> WHAT TO WORK ON:
Each line below is to be set down again exactly.

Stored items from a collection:

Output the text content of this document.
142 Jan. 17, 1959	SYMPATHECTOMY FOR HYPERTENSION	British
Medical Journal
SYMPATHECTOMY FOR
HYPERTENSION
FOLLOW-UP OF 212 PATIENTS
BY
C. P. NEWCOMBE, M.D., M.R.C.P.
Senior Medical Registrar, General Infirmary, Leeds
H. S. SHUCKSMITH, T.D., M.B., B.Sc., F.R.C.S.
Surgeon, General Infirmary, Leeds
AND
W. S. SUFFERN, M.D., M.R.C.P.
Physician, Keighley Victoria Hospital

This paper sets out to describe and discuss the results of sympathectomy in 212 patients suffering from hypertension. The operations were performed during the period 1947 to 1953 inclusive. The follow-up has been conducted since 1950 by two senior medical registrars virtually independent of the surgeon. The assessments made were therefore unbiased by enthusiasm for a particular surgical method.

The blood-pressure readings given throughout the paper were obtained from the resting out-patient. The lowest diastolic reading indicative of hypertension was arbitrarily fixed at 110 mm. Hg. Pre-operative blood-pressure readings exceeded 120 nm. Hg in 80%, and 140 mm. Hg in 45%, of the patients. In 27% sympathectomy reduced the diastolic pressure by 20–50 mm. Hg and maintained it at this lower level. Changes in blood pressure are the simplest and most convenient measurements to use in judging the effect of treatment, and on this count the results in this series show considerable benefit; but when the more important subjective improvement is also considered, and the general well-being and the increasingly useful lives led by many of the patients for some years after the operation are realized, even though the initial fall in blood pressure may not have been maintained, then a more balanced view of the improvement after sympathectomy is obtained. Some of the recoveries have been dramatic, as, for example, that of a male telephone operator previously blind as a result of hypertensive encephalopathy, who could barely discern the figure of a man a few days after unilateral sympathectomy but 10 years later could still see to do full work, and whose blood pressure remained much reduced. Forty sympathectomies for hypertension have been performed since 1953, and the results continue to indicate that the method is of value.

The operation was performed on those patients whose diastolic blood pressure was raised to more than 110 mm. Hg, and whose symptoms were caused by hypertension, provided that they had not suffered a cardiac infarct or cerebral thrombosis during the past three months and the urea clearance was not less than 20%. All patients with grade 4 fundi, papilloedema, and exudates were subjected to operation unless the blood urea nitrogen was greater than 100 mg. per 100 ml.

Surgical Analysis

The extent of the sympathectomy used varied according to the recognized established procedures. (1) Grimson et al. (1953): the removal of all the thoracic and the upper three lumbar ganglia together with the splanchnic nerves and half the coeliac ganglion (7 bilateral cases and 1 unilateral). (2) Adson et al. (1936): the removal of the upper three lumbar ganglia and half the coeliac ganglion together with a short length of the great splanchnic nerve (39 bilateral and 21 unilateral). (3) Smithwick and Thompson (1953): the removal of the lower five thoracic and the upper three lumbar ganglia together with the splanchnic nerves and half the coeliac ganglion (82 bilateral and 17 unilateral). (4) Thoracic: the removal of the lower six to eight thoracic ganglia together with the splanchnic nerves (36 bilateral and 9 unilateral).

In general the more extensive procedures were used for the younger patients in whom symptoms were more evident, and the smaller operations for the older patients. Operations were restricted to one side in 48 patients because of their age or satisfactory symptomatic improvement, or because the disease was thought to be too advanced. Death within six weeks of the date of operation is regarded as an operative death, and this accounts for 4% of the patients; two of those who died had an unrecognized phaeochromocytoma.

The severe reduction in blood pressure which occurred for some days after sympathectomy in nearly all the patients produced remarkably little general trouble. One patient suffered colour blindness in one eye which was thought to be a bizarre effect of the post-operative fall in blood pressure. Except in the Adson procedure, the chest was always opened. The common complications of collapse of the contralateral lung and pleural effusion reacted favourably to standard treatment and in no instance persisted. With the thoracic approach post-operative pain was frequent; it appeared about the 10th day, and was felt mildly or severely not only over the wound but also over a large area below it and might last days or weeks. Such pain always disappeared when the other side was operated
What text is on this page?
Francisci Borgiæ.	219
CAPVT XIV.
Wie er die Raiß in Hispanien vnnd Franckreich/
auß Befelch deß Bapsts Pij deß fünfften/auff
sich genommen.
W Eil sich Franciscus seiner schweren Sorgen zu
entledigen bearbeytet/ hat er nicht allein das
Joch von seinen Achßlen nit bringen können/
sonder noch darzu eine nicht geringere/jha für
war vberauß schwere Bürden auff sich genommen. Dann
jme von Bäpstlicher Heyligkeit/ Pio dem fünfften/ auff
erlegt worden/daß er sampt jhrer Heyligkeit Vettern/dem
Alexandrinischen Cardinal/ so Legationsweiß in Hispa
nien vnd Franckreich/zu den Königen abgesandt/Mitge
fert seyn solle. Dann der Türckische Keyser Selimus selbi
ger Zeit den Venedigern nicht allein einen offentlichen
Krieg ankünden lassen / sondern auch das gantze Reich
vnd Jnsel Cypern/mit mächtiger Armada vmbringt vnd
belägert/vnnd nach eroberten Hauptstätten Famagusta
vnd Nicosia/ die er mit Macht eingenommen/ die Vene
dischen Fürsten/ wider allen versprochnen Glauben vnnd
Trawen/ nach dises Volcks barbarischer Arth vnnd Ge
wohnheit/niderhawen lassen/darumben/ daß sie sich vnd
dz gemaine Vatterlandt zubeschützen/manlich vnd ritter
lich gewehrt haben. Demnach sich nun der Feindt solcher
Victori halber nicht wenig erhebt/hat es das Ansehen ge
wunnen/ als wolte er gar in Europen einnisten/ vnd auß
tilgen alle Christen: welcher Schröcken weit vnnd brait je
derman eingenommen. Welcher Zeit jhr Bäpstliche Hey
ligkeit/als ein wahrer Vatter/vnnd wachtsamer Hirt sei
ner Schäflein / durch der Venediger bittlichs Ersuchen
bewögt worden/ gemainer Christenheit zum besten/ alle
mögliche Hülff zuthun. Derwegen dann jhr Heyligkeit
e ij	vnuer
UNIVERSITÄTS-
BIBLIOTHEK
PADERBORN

> RESPONSE TO THIS EXERCISE:
Output the text content of this document.
142 Jan. 17, 1959	SYMPATHECTOMY FOR HYPERTENSION	British
Medical Journal
SYMPATHECTOMY FOR
HYPERTENSION
FOLLOW-UP OF 212 PATIENTS
BY
C. P. NEWCOMBE, M.D., M.R.C.P.
Senior Medical Registrar, General Infirmary, Leeds
H. S. SHUCKSMITH, T.D., M.B., B.Sc., F.R.C.S.
Surgeon, General Infirmary, Leeds
AND
W. S. SUFFERN, M.D., M.R.C.P.
Physician, Keighley Victoria Hospital

This paper sets out to describe and discuss the results of sympathectomy in 212 patients suffering from hypertension. The operations were performed during the period 1947 to 1953 inclusive. The follow-up has been conducted since 1950 by two senior medical registrars virtually independent of the surgeon. The assessments made were therefore unbiased by enthusiasm for a particular surgical method.

The blood-pressure readings given throughout the paper were obtained from the resting out-patient. The lowest diastolic reading indicative of hypertension was arbitrarily fixed at 110 mm. Hg. Pre-operative blood-pressure readings exceeded 120 nm. Hg in 80%, and 140 mm. Hg in 45%, of the patients. In 27% sympathectomy reduced the diastolic pressure by 20–50 mm. Hg and maintained it at this lower level. Changes in blood pressure are the simplest and most convenient measurements to use in judging the effect of treatment, and on this count the results in this series show considerable benefit; but when the more important subjective improvement is also considered, and the general well-being and the increasingly useful lives led by many of the patients for some years after the operation are realized, even though the initial fall in blood pressure may not have been maintained, then a more balanced view of the improvement after sympathectomy is obtained. Some of the recoveries have been dramatic, as, for example, that of a male telephone operator previously blind as a result of hypertensive encephalopathy, who could barely discern the figure of a man a few days after unilateral sympathectomy but 10 years later could still see to do full work, and whose blood pressure remained much reduced. Forty sympathectomies for hypertension have been performed since 1953, and the results continue to indicate that the method is of value.

The operation was performed on those patients whose diastolic blood pressure was raised to more than 110 mm. Hg, and whose symptoms were caused by hypertension, provided that they had not suffered a cardiac infarct or cerebral thrombosis during the past three months and the urea clearance was not less than 20%. All patients with grade 4 fundi, papilloedema, and exudates were subjected to operation unless the blood urea nitrogen was greater than 100 mg. per 100 ml.

Surgical Analysis

The extent of the sympathectomy used varied according to the recognized established procedures. (1) Grimson et al. (1953): the removal of all the thoracic and the upper three lumbar ganglia together with the splanchnic nerves and half the coeliac ganglion (7 bilateral cases and 1 unilateral). (2) Adson et al. (1936): the removal of the upper three lumbar ganglia and half the coeliac ganglion together with a short length of the great splanchnic nerve (39 bilateral and 21 unilateral). (3) Smithwick and Thompson (1953): the removal of the lower five thoracic and the upper three lumbar ganglia together with the splanchnic nerves and half the coeliac ganglion (82 bilateral and 17 unilateral). (4) Thoracic: the removal of the lower six to eight thoracic ganglia together with the splanchnic nerves (36 bilateral and 9 unilateral).

In general the more extensive procedures were used for the younger patients in whom symptoms were more evident, and the smaller operations for the older patients. Operations were restricted to one side in 48 patients because of their age or satisfactory symptomatic improvement, or because the disease was thought to be too advanced. Death within six weeks of the date of operation is regarded as an operative death, and this accounts for 4% of the patients; two of those who died had an unrecognized phaeochromocytoma.

The severe reduction in blood pressure which occurred for some days after sympathectomy in nearly all the patients produced remarkably little general trouble. One patient suffered colour blindness in one eye which was thought to be a bizarre effect of the post-operative fall in blood pressure. Except in the Adson procedure, the chest was always opened. The common complications of collapse of the contralateral lung and pleural effusion reacted favourably to standard treatment and in no instance persisted. With the thoracic approach post-operative pain was frequent; it appeared about the 10th day, and was felt mildly or severely not only over the wound but also over a large area below it and might last days or weeks. Such pain always disappeared when the other side was operated
What text is on this page?
Francisci Borgiæ.	219
CAPVT XIV.
Wie er die Raiß in Hispanien vnnd Franckreich/
auß Befelch deß Bapsts Pij deß fünfften/auff
sich genommen.
W Eil sich Franciscus seiner schweren Sorgen zu
entledigen bearbeytet/ hat er nicht allein das
Joch von seinen Achßlen nit bringen können/
sonder noch darzu eine nicht geringere/jha für
war vberauß schwere Bürden auff sich genommen. Dann
jme von Bäpstlicher Heyligkeit/ Pio dem fünfften/ auff
erlegt worden/daß er sampt jhrer Heyligkeit Vettern/dem
Alexandrinischen Cardinal/ so Legationsweiß in Hispa
nien vnd Franckreich/zu den Königen abgesandt/Mitge
fert seyn solle. Dann der Türckische Keyser Selimus selbi
ger Zeit den Venedigern nicht allein einen offentlichen
Krieg ankünden lassen / sondern auch das gantze Reich
vnd Jnsel Cypern/mit mächtiger Armada vmbringt vnd
belägert/vnnd nach eroberten Hauptstätten Famagusta
vnd Nicosia/ die er mit Macht eingenommen/ die Vene
dischen Fürsten/ wider allen versprochnen Glauben vnnd
Trawen/ nach dises Volcks barbarischer Arth vnnd Ge
wohnheit/niderhawen lassen/darumben/ daß sie sich vnd
dz gemaine Vatterlandt zubeschützen/manlich vnd ritter
lich gewehrt haben. Demnach sich nun der Feindt solcher
Victori halber nicht wenig erhebt/hat es das Ansehen ge
wunnen/ als wolte er gar in Europen einnisten/ vnd auß
tilgen alle Christen: welcher Schröcken weit vnnd brait je
derman eingenommen. Welcher Zeit jhr Bäpstliche Hey
ligkeit/als ein wahrer Vatter/vnnd wachtsamer Hirt sei
ner Schäflein / durch der Venediger bittlichs Ersuchen
bewögt worden/ gemainer Christenheit zum besten/ alle
mögliche Hülff zuthun. Derwegen dann jhr Heyligkeit
e ij	vnuer
UNIVERSITÄTS-
BIBLIOTHEK
PADERBORN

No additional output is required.